**Problem statement:** Compile every line that includes the word "Tính".

**Data extract:**
■ ■ ■ ■ ■
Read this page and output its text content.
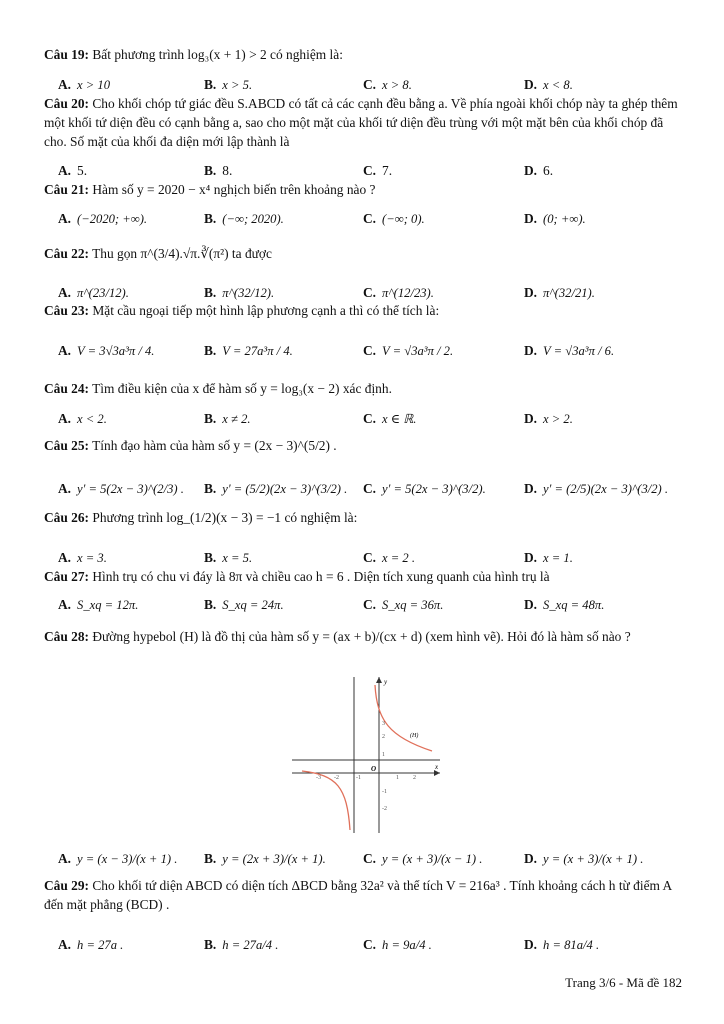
Câu 19: Bất phương trình log₃(x + 1) > 2 có nghiệm là:
A. x > 10	B. x > 5.	C. x > 8.	D. x < 8.
Câu 20: Cho khối chóp tứ giác đều S.ABCD có tất cả các cạnh đều bằng a. Về phía ngoài khối chóp này ta ghép thêm một khối tứ diện đều có cạnh bằng a, sao cho một mặt của khối tứ diện đều trùng với một mặt bên của khối chóp đã cho. Số mặt của khối đa diện mới lập thành là
A. 5.	B. 8.	C. 7.	D. 6.
Câu 21: Hàm số y = 2020 − x⁴ nghịch biến trên khoảng nào ?
A. (−2020; +∞).	B. (−∞; 2020).	C. (−∞; 0).	D. (0; +∞).
Câu 22: Thu gọn π^(3/4).√π.∛(π²) ta được
A. π^(23/12).	B. π^(32/12).	C. π^(12/23).	D. π^(32/21).
Câu 23: Mặt cầu ngoại tiếp một hình lập phương cạnh a thì có thể tích là:
A. V = 3√3a³π / 4.	B. V = 27a³π / 4.	C. V = √3a³π / 2.	D. V = √3a³π / 6.
Câu 24: Tìm điều kiện của x để hàm số y = log₃(x − 2) xác định.
A. x < 2.	B. x ≠ 2.	C. x ∈ ℝ.	D. x > 2.
Câu 25: Tính đạo hàm của hàm số y = (2x − 3)^(5/2) .
A. y' = 5(2x − 3)^(2/3) . B. y' = (5/2)(2x − 3)^(3/2) . C. y' = 5(2x − 3)^(3/2).	D. y' = (2/5)(2x − 3)^(3/2) .
Câu 26: Phương trình log_(1/2)(x − 3) = −1 có nghiệm là:
A. x = 3.	B. x = 5.	C. x = 2 .	D. x = 1.
Câu 27: Hình trụ có chu vi đáy là 8π và chiều cao h = 6 . Diện tích xung quanh của hình trụ là
A. S_xq = 12π.	B. S_xq = 24π.	C. S_xq = 36π.	D. S_xq = 48π.
Câu 28: Đường hypebol (H) là đồ thị của hàm số y = (ax + b)/(cx + d) (xem hình vẽ). Hỏi đó là hàm số nào ?
y
x
O
(H)
3
2
1
-1
-2
-3 -2	-1	1 2
A. y = (x − 3)/(x + 1) . B. y = (2x + 3)/(x + 1).	C. y = (x + 3)/(x − 1) .	D. y = (x + 3)/(x + 1) .
Câu 29: Cho khối tứ diện ABCD có diện tích ΔBCD bằng 32a² và thể tích V = 216a³ . Tính khoảng cách h từ điểm A đến mặt phẳng (BCD) .
A. h = 27a .	B. h = 27a/4 .	C. h = 9a/4 .	D. h = 81a/4 .
Trang 3/6 - Mã đề 182
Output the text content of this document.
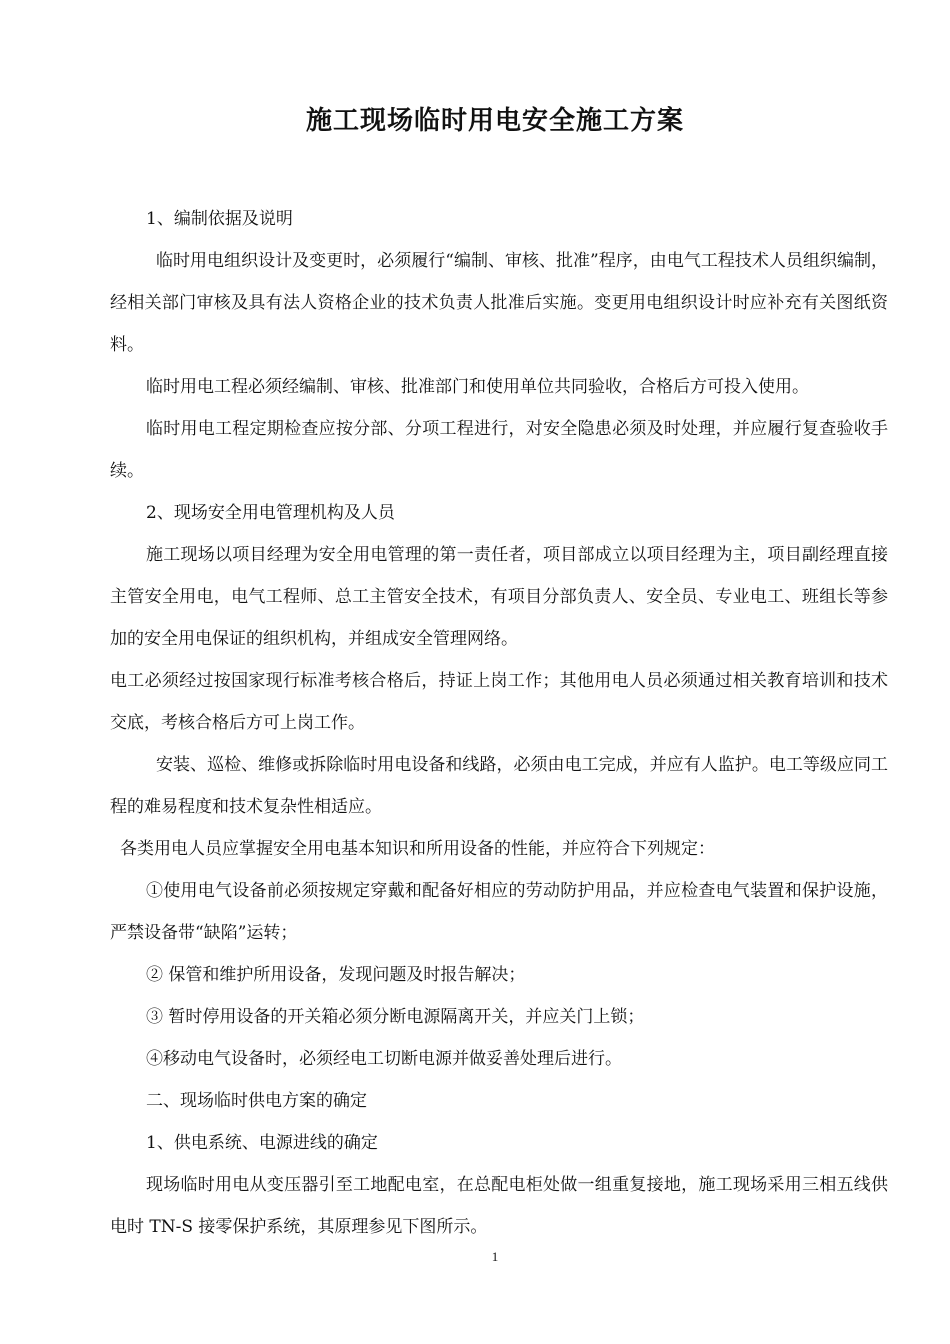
施工现场临时用电安全施工方案

1、编制依据及说明

临时用电组织设计及变更时，必须履行“编制、审核、批准”程序，由电气工程技术人员组织编制，经相关部门审核及具有法人资格企业的技术负责人批准后实施。变更用电组织设计时应补充有关图纸资料。

临时用电工程必须经编制、审核、批准部门和使用单位共同验收，合格后方可投入使用。

临时用电工程定期检查应按分部、分项工程进行，对安全隐患必须及时处理，并应履行复查验收手续。

2、现场安全用电管理机构及人员

施工现场以项目经理为安全用电管理的第一责任者，项目部成立以项目经理为主，项目副经理直接主管安全用电，电气工程师、总工主管安全技术，有项目分部负责人、安全员、专业电工、班组长等参加的安全用电保证的组织机构，并组成安全管理网络。

电工必须经过按国家现行标准考核合格后，持证上岗工作；其他用电人员必须通过相关教育培训和技术交底，考核合格后方可上岗工作。

安装、巡检、维修或拆除临时用电设备和线路，必须由电工完成，并应有人监护。电工等级应同工程的难易程度和技术复杂性相适应。

各类用电人员应掌握安全用电基本知识和所用设备的性能，并应符合下列规定：

①使用电气设备前必须按规定穿戴和配备好相应的劳动防护用品，并应检查电气装置和保护设施，严禁设备带“缺陷”运转；

② 保管和维护所用设备，发现问题及时报告解决；

③ 暂时停用设备的开关箱必须分断电源隔离开关，并应关门上锁；

④移动电气设备时，必须经电工切断电源并做妥善处理后进行。

二、现场临时供电方案的确定

1、供电系统、电源进线的确定

现场临时用电从变压器引至工地配电室，在总配电柜处做一组重复接地，施工现场采用三相五线供电时 TN-S 接零保护系统，其原理参见下图所示。

1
■ ■ ■ ■ ■
**Final result:**
Câu 25: Tính đạo hàm của hàm số y = (2x − 3)^(5/2) .
Câu 29: Cho khối tứ diện ABCD có diện tích ΔBCD bằng 32a² và thể tích V = 216a³ . Tính khoảng cách h từ điểm A đến mặt phẳng (BCD) .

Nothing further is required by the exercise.